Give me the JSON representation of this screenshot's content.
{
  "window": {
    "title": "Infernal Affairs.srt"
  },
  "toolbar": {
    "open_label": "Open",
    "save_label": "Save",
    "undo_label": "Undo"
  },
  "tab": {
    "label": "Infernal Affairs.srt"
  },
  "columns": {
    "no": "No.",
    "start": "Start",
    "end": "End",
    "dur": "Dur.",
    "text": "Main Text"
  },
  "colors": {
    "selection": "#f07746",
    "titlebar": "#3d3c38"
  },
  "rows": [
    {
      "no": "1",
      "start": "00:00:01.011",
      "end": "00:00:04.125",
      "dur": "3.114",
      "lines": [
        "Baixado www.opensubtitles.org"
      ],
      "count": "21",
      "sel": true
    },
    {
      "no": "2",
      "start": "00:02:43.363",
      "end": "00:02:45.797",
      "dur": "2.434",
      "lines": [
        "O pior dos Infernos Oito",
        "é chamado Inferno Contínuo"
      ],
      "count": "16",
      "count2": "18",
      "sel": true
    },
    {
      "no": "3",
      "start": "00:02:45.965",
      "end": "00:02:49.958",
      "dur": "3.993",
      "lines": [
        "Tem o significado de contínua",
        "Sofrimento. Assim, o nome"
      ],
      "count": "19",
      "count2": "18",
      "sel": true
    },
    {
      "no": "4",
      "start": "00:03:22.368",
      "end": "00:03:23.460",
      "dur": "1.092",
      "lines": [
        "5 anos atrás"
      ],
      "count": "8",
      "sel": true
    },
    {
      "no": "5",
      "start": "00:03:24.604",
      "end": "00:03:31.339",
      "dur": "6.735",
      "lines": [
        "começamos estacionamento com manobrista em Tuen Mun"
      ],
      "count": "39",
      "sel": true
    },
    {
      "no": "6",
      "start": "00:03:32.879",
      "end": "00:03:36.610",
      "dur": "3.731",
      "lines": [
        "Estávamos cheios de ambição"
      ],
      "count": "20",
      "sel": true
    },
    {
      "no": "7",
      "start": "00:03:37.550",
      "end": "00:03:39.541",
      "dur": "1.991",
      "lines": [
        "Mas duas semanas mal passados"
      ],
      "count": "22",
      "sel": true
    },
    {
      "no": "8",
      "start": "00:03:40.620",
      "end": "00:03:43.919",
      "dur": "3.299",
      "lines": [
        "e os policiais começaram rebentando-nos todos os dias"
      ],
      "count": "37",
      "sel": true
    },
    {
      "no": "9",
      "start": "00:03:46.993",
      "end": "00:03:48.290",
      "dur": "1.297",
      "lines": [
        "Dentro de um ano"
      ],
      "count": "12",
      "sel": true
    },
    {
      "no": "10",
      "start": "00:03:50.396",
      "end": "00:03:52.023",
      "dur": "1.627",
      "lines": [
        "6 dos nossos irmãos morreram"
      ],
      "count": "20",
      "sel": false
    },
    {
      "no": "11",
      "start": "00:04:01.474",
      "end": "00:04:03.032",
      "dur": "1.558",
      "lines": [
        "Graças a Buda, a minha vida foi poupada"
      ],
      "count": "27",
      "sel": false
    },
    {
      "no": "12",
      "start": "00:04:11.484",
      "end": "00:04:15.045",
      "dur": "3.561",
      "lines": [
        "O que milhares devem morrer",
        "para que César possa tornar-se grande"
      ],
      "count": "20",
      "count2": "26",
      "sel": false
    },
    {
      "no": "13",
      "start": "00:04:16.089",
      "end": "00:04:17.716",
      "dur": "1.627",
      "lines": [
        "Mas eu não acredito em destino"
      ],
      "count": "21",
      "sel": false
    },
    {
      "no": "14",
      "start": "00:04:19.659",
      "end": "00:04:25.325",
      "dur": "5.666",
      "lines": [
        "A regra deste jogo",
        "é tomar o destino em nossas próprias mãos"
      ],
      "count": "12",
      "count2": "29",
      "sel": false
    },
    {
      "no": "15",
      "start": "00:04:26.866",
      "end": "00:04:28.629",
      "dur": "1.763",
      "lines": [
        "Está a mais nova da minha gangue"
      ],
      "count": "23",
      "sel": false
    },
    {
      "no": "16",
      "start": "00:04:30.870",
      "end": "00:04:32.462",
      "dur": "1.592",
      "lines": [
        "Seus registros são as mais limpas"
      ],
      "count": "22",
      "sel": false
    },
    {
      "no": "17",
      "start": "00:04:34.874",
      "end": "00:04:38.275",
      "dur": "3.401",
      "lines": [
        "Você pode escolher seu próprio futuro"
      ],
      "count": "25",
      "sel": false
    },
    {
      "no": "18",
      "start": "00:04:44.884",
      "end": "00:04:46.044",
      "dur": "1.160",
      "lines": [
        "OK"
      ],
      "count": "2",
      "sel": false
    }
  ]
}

- - - - - - -

## Task
Go through the records and print each one exactly.

## Reply
Give me the JSON representation of this screenshot's content.
{
  "window": {
    "title": "Infernal Affairs.srt"
  },
  "toolbar": {
    "open_label": "Open",
    "save_label": "Save",
    "undo_label": "Undo"
  },
  "tab": {
    "label": "Infernal Affairs.srt"
  },
  "columns": {
    "no": "No.",
    "start": "Start",
    "end": "End",
    "dur": "Dur.",
    "text": "Main Text"
  },
  "colors": {
    "selection": "#f07746",
    "titlebar": "#3d3c38"
  },
  "rows": [
    {
      "no": "1",
      "start": "00:00:01.011",
      "end": "00:00:04.125",
      "dur": "3.114",
      "lines": [
        "Baixado www.opensubtitles.org"
      ],
      "count": "21",
      "sel": true
    },
    {
      "no": "2",
      "start": "00:02:43.363",
      "end": "00:02:45.797",
      "dur": "2.434",
      "lines": [
        "O pior dos Infernos Oito",
        "é chamado Inferno Contínuo"
      ],
      "count": "16",
      "count2": "18",
      "sel": true
    },
    {
      "no": "3",
      "start": "00:02:45.965",
      "end": "00:02:49.958",
      "dur": "3.993",
      "lines": [
        "Tem o significado de contínua",
        "Sofrimento. Assim, o nome"
      ],
      "count": "19",
      "count2": "18",
      "sel": true
    },
    {
      "no": "4",
      "start": "00:03:22.368",
      "end": "00:03:23.460",
      "dur": "1.092",
      "lines": [
        "5 anos atrás"
      ],
      "count": "8",
      "sel": true
    },
    {
      "no": "5",
      "start": "00:03:24.604",
      "end": "00:03:31.339",
      "dur": "6.735",
      "lines": [
        "começamos estacionamento com manobrista em Tuen Mun"
      ],
      "count": "39",
      "sel": true
    },
    {
      "no": "6",
      "start": "00:03:32.879",
      "end": "00:03:36.610",
      "dur": "3.731",
      "lines": [
        "Estávamos cheios de ambição"
      ],
      "count": "20",
      "sel": true
    },
    {
      "no": "7",
      "start": "00:03:37.550",
      "end": "00:03:39.541",
      "dur": "1.991",
      "lines": [
        "Mas duas semanas mal passados"
      ],
      "count": "22",
      "sel": true
    },
    {
      "no": "8",
      "start": "00:03:40.620",
      "end": "00:03:43.919",
      "dur": "3.299",
      "lines": [
        "e os policiais começaram rebentando-nos todos os dias"
      ],
      "count": "37",
      "sel": true
    },
    {
      "no": "9",
      "start": "00:03:46.993",
      "end": "00:03:48.290",
      "dur": "1.297",
      "lines": [
        "Dentro de um ano"
      ],
      "count": "12",
      "sel": true
    },
    {
      "no": "10",
      "start": "00:03:50.396",
      "end": "00:03:52.023",
      "dur": "1.627",
      "lines": [
        "6 dos nossos irmãos morreram"
      ],
      "count": "20",
      "sel": false
    },
    {
      "no": "11",
      "start": "00:04:01.474",
      "end": "00:04:03.032",
      "dur": "1.558",
      "lines": [
        "Graças a Buda, a minha vida foi poupada"
      ],
      "count": "27",
      "sel": false
    },
    {
      "no": "12",
      "start": "00:04:11.484",
      "end": "00:04:15.045",
      "dur": "3.561",
      "lines": [
        "O que milhares devem morrer",
        "para que César possa tornar-se grande"
      ],
      "count": "20",
      "count2": "26",
      "sel": false
    },
    {
      "no": "13",
      "start": "00:04:16.089",
      "end": "00:04:17.716",
      "dur": "1.627",
      "lines": [
        "Mas eu não acredito em destino"
      ],
      "count": "21",
      "sel": false
    },
    {
      "no": "14",
      "start": "00:04:19.659",
      "end": "00:04:25.325",
      "dur": "5.666",
      "lines": [
        "A regra deste jogo",
        "é tomar o destino em nossas próprias mãos"
      ],
      "count": "12",
      "count2": "29",
      "sel": false
    },
    {
      "no": "15",
      "start": "00:04:26.866",
      "end": "00:04:28.629",
      "dur": "1.763",
      "lines": [
        "Está a mais nova da minha gangue"
      ],
      "count": "23",
      "sel": false
    },
    {
      "no": "16",
      "start": "00:04:30.870",
      "end": "00:04:32.462",
      "dur": "1.592",
      "lines": [
        "Seus registros são as mais limpas"
      ],
      "count": "22",
      "sel": false
    },
    {
      "no": "17",
      "start": "00:04:34.874",
      "end": "00:04:38.275",
      "dur": "3.401",
      "lines": [
        "Você pode escolher seu próprio futuro"
      ],
      "count": "25",
      "sel": false
    },
    {
      "no": "18",
      "start": "00:04:44.884",
      "end": "00:04:46.044",
      "dur": "1.160",
      "lines": [
        "OK"
      ],
      "count": "2",
      "sel": false
    }
  ]
}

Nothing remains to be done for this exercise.